(Stored dataset items)
# # # # # # #

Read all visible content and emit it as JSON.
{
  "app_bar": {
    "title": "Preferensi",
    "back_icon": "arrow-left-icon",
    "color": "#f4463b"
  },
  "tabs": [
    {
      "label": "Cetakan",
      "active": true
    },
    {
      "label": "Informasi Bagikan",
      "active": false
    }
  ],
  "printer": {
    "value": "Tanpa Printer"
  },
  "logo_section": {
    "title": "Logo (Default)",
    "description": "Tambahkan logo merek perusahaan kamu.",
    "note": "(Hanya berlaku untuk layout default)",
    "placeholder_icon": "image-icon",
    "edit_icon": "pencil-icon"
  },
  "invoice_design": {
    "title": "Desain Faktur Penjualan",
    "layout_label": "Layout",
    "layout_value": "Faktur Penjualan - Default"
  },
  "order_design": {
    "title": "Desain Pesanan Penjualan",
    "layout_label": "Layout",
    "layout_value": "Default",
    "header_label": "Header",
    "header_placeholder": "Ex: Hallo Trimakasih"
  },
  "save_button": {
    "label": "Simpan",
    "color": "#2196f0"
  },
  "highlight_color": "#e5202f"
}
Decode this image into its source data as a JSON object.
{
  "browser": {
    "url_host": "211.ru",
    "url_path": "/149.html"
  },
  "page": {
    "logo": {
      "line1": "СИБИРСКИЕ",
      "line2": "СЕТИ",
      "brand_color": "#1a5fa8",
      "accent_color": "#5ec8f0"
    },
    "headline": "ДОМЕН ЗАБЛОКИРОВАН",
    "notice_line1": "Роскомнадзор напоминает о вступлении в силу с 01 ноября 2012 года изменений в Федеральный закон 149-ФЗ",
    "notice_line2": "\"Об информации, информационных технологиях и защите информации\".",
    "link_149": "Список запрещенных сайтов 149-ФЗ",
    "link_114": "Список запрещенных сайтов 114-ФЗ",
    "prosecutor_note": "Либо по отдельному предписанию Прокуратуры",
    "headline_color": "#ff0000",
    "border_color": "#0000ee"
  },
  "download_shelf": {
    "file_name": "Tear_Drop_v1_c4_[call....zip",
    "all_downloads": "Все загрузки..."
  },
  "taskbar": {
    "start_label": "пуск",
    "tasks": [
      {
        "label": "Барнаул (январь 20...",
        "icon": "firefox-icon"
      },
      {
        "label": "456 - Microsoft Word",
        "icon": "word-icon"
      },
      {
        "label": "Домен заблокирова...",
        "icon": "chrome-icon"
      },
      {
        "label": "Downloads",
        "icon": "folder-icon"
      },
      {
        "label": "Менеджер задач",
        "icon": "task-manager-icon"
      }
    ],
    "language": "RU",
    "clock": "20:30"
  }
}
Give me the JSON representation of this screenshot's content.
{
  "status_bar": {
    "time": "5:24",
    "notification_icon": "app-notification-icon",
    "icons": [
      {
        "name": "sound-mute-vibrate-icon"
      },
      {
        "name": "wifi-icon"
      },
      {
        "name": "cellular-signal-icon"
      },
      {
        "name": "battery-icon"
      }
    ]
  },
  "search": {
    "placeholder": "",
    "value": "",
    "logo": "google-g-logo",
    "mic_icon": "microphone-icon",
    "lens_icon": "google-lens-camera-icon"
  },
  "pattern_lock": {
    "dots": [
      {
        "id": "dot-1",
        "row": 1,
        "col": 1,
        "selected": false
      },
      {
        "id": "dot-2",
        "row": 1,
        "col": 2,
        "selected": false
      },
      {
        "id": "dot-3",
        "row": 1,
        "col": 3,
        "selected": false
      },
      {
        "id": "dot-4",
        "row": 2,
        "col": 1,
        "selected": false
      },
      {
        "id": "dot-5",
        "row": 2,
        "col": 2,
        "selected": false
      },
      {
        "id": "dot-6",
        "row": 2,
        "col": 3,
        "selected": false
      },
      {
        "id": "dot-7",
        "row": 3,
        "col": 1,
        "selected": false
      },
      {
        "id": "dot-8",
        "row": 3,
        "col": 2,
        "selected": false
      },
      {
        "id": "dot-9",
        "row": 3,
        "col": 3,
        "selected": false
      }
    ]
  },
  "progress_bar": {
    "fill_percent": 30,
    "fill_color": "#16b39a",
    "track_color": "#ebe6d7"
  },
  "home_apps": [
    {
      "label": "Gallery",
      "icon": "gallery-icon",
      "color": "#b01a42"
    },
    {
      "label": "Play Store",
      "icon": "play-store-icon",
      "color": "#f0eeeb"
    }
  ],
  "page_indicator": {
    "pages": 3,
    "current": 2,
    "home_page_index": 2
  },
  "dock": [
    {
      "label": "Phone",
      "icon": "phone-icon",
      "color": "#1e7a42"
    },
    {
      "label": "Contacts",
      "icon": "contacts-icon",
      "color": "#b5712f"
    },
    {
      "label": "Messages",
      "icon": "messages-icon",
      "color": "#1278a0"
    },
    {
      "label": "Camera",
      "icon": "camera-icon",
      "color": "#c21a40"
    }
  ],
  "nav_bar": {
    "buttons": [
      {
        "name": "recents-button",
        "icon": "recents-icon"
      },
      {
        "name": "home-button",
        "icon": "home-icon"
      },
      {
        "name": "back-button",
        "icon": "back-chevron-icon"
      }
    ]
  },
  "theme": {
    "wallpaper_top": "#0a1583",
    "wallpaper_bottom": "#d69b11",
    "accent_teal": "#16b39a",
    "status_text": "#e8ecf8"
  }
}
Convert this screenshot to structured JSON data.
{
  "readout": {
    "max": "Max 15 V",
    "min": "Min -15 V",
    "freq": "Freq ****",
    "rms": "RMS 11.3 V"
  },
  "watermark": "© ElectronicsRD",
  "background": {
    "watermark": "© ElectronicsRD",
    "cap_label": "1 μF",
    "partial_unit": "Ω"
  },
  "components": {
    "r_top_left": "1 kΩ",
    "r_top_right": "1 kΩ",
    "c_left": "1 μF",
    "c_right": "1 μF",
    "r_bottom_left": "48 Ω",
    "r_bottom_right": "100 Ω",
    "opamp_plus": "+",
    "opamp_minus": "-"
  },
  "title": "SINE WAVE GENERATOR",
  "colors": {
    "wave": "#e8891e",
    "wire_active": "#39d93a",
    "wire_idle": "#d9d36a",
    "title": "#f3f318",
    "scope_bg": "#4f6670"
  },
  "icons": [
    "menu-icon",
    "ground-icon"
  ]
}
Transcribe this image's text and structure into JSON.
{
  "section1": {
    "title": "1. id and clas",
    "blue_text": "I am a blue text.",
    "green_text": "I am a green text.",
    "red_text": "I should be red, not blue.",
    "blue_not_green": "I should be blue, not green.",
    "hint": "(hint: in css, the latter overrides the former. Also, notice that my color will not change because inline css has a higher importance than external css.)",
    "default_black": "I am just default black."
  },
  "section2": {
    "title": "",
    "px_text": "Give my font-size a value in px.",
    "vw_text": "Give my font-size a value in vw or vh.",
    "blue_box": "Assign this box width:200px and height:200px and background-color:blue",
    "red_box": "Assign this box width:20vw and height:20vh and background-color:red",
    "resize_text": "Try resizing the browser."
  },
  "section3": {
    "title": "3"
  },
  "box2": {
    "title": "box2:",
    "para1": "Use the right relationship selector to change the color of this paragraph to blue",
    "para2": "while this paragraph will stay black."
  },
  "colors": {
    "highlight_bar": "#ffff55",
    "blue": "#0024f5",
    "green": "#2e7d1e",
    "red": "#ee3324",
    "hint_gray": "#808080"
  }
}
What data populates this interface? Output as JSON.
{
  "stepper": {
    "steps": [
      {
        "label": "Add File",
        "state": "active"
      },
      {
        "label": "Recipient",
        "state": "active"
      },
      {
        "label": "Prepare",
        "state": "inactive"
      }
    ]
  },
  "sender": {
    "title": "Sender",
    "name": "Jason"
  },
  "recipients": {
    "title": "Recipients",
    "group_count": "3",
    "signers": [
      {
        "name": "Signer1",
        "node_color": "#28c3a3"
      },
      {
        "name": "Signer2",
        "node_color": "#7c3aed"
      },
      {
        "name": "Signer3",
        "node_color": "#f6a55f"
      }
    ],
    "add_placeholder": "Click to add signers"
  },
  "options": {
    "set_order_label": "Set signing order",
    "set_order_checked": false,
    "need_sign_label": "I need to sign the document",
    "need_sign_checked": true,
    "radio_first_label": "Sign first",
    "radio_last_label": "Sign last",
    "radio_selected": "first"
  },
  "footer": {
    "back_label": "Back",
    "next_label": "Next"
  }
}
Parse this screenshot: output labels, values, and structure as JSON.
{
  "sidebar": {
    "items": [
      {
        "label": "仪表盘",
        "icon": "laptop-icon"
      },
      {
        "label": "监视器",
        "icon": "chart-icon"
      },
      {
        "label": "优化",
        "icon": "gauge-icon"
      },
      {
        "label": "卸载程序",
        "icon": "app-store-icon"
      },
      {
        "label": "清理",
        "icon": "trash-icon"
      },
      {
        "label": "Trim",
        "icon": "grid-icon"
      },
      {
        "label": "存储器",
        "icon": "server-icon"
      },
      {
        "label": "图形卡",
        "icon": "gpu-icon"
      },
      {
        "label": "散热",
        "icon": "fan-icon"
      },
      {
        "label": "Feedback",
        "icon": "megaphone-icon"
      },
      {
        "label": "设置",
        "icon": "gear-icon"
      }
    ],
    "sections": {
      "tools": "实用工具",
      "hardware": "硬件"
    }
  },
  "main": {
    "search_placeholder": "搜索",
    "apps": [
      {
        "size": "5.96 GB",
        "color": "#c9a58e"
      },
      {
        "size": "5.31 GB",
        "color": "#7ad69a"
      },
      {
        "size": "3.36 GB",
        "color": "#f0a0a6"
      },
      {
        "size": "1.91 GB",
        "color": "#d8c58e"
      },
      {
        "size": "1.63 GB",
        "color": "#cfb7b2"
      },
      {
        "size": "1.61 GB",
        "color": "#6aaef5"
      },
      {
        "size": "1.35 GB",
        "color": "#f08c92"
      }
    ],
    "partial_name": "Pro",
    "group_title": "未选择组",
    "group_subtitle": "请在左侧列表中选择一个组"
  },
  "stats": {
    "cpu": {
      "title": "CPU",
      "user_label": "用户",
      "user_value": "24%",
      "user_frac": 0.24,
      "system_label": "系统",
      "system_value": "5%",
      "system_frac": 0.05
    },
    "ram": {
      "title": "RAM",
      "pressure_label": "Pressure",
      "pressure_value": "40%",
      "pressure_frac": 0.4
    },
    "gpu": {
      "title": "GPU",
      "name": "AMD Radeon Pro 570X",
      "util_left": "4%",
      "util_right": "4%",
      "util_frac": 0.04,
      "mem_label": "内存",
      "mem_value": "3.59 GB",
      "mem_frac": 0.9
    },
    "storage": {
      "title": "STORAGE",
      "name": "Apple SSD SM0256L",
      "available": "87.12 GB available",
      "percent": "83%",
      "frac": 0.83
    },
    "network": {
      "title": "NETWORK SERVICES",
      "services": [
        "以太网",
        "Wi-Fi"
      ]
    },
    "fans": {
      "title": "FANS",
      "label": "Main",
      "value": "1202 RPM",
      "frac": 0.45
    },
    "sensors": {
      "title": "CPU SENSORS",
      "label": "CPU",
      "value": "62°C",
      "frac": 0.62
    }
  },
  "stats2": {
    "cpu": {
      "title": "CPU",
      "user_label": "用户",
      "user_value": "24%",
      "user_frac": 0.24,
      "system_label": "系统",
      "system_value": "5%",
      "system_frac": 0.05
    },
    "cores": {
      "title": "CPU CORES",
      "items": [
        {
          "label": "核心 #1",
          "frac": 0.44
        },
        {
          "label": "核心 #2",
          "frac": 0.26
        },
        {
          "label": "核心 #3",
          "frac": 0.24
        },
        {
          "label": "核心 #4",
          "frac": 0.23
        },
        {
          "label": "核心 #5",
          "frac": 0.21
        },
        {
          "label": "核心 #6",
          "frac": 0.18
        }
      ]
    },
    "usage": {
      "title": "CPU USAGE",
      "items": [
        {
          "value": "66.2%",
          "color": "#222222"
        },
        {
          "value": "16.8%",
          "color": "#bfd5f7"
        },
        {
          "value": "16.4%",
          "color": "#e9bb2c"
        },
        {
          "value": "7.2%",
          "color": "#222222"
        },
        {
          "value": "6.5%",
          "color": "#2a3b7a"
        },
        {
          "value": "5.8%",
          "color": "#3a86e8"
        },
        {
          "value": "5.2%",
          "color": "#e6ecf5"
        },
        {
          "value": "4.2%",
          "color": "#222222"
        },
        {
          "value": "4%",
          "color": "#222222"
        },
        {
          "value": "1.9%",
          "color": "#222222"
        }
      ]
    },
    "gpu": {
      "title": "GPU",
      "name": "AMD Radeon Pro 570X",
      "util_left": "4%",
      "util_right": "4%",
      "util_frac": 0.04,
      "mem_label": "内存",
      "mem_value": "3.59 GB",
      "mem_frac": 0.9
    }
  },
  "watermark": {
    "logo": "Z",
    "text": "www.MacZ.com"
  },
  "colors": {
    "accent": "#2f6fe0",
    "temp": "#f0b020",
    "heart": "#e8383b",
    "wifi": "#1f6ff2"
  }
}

# # # # # # #

- [Short task]
Show every line from the entries above in which "запрещенных" appears.

- [Final result]
    "link_149": "Список запрещенных сайтов 149-ФЗ",
    "link_114": "Список запрещенных сайтов 114-ФЗ",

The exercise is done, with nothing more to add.